*WRITTEN INSTRUCTION*:
What is the number of lines containing the word "JSON"? Please answer with that number and nothing more.
** start of PROVIDED RECORDS **
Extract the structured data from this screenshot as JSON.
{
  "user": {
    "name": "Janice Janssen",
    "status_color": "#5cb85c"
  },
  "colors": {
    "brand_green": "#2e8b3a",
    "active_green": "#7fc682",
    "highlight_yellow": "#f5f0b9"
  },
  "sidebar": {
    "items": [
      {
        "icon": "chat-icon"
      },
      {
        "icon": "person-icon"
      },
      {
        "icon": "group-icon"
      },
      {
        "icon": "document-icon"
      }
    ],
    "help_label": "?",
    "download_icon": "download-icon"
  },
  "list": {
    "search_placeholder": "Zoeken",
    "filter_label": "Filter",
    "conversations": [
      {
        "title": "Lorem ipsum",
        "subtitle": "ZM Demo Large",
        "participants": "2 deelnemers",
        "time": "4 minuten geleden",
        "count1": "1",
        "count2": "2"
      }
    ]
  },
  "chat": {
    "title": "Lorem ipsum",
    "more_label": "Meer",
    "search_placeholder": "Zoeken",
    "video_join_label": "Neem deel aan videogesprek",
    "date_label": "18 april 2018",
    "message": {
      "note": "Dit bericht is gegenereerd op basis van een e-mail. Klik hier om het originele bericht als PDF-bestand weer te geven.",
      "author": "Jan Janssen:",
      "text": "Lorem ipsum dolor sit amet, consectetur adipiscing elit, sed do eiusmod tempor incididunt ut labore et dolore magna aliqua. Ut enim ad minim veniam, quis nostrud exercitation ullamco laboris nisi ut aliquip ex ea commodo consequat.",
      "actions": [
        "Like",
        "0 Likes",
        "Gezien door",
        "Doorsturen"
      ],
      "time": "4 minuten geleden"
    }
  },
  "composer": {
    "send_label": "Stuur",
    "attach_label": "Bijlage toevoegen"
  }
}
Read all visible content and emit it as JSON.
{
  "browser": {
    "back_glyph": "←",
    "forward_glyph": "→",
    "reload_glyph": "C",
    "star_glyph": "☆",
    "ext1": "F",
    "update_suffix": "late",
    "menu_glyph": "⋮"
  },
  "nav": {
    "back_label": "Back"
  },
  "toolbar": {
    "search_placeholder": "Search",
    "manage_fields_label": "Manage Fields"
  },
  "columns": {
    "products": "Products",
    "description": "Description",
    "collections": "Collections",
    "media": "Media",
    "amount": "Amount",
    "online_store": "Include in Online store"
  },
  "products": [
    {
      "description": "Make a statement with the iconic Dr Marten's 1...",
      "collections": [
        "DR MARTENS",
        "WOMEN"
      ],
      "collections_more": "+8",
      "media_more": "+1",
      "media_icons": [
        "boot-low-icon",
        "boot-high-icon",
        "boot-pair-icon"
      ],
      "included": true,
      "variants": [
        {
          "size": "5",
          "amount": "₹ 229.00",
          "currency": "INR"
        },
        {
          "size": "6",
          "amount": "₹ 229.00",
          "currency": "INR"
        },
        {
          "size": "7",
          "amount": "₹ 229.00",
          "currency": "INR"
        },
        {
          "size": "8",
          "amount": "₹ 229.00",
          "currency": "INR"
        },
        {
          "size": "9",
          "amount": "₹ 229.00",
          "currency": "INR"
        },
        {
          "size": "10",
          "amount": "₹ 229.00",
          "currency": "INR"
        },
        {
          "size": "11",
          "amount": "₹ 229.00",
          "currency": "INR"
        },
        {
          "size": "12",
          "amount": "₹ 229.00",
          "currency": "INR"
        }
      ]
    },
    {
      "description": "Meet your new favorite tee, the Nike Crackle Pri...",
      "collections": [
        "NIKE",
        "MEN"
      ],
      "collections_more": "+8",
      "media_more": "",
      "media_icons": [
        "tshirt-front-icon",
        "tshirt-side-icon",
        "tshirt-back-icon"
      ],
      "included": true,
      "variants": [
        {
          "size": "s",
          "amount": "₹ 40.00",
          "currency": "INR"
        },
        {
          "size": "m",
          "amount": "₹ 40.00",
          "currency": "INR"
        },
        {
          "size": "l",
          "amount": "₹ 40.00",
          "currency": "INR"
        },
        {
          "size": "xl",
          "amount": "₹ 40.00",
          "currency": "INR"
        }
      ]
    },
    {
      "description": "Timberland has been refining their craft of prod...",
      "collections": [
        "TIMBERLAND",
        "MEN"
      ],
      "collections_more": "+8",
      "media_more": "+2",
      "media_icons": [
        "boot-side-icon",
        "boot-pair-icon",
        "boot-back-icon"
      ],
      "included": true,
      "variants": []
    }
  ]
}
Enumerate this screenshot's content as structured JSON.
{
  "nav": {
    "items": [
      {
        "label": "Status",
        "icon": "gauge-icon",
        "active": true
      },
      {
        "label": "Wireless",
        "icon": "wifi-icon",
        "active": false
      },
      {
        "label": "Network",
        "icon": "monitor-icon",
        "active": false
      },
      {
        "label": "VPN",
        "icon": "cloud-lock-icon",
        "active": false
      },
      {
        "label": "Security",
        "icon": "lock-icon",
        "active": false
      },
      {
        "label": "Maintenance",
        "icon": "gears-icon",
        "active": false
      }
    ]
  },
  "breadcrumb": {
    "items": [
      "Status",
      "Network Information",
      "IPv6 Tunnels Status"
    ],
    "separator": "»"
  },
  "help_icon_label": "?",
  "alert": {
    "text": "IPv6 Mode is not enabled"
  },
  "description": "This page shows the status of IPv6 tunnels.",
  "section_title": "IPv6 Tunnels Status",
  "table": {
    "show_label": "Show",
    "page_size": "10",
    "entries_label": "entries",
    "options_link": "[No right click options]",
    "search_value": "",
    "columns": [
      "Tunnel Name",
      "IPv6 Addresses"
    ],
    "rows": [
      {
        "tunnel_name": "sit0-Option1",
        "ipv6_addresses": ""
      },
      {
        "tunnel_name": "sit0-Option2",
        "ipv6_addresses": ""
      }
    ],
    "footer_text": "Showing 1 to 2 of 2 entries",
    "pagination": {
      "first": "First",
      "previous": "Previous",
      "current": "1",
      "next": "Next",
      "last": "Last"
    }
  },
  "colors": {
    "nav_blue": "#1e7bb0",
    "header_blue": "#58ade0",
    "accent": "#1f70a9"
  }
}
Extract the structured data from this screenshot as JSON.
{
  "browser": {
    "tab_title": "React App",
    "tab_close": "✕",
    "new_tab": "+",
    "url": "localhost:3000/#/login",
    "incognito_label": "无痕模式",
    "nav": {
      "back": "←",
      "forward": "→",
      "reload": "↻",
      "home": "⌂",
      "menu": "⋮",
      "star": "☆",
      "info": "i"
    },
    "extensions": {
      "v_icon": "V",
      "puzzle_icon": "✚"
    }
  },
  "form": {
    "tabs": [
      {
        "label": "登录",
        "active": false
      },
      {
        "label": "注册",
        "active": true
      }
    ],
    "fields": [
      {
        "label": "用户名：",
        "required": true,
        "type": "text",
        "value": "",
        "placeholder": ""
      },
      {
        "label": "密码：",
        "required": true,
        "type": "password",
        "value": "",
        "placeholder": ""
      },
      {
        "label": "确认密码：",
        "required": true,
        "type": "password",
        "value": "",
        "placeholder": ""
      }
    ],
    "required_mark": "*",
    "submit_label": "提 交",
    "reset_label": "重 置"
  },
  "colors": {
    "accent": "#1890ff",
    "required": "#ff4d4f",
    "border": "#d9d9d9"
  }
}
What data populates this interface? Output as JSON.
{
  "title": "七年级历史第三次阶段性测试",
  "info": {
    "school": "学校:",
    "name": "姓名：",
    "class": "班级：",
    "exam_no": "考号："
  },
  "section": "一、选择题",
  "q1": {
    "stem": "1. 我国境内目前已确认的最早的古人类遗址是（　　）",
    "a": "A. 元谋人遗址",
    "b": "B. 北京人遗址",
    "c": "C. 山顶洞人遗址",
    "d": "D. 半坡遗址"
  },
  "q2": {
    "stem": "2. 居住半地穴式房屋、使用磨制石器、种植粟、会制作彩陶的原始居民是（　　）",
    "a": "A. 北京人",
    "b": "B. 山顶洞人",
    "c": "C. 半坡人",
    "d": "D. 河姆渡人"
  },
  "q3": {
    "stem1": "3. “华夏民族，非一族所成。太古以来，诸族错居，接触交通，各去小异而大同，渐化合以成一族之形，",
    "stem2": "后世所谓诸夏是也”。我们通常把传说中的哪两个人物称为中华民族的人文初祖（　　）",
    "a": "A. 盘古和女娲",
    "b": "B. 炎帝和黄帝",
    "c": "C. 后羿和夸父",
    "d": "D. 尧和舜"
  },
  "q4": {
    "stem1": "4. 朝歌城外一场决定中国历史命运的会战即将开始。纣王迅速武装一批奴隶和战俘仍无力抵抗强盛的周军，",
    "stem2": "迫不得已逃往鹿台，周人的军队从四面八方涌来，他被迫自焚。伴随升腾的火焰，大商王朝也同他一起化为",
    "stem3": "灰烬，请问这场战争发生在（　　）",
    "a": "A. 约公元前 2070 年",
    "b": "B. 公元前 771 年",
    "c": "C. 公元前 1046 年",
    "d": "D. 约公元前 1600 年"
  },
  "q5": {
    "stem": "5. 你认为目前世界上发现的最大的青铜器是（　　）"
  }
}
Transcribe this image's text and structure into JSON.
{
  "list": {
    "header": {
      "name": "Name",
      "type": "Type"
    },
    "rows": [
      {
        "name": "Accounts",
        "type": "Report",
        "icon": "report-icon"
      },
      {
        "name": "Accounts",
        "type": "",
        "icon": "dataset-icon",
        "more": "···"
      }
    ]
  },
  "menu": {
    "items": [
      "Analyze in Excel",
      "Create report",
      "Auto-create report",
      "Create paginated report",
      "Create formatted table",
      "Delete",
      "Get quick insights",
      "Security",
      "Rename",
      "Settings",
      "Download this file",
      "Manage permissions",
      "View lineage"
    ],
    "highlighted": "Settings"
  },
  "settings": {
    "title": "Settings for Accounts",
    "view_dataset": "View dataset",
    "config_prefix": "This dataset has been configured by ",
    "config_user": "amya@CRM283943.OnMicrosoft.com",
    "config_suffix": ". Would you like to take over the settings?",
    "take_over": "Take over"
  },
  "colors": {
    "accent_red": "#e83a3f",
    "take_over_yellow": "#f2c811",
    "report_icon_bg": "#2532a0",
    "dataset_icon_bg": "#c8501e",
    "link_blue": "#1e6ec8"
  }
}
** end of PROVIDED RECORDS **
*THE RESULT*:
6